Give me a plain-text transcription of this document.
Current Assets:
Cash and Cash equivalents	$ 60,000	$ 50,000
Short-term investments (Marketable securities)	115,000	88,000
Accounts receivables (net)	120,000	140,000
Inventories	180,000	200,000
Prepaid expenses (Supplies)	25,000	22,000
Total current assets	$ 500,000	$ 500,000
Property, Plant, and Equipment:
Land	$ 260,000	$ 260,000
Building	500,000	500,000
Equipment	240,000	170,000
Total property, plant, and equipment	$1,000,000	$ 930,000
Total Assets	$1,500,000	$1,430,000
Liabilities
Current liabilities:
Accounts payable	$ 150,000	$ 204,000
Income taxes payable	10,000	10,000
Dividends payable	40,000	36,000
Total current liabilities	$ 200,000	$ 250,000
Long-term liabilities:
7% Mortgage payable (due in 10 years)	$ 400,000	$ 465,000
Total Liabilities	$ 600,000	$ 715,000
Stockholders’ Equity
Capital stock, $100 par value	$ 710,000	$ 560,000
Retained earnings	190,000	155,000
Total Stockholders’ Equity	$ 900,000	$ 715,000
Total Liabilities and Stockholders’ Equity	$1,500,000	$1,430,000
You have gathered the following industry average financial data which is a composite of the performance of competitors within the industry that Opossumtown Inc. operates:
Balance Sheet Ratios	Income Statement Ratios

_ _ _ _ _ _ _

# Requirement
Set down the material above again, word for word.

# Exercise result
Give me a plain-text transcription of this document.
Current Assets:
Cash and Cash equivalents	$ 60,000	$ 50,000
Short-term investments (Marketable securities)	115,000	88,000
Accounts receivables (net)	120,000	140,000
Inventories	180,000	200,000
Prepaid expenses (Supplies)	25,000	22,000
Total current assets	$ 500,000	$ 500,000
Property, Plant, and Equipment:
Land	$ 260,000	$ 260,000
Building	500,000	500,000
Equipment	240,000	170,000
Total property, plant, and equipment	$1,000,000	$ 930,000
Total Assets	$1,500,000	$1,430,000
Liabilities
Current liabilities:
Accounts payable	$ 150,000	$ 204,000
Income taxes payable	10,000	10,000
Dividends payable	40,000	36,000
Total current liabilities	$ 200,000	$ 250,000
Long-term liabilities:
7% Mortgage payable (due in 10 years)	$ 400,000	$ 465,000
Total Liabilities	$ 600,000	$ 715,000
Stockholders’ Equity
Capital stock, $100 par value	$ 710,000	$ 560,000
Retained earnings	190,000	155,000
Total Stockholders’ Equity	$ 900,000	$ 715,000
Total Liabilities and Stockholders’ Equity	$1,500,000	$1,430,000
You have gathered the following industry average financial data which is a composite of the performance of competitors within the industry that Opossumtown Inc. operates:
Balance Sheet Ratios	Income Statement Ratios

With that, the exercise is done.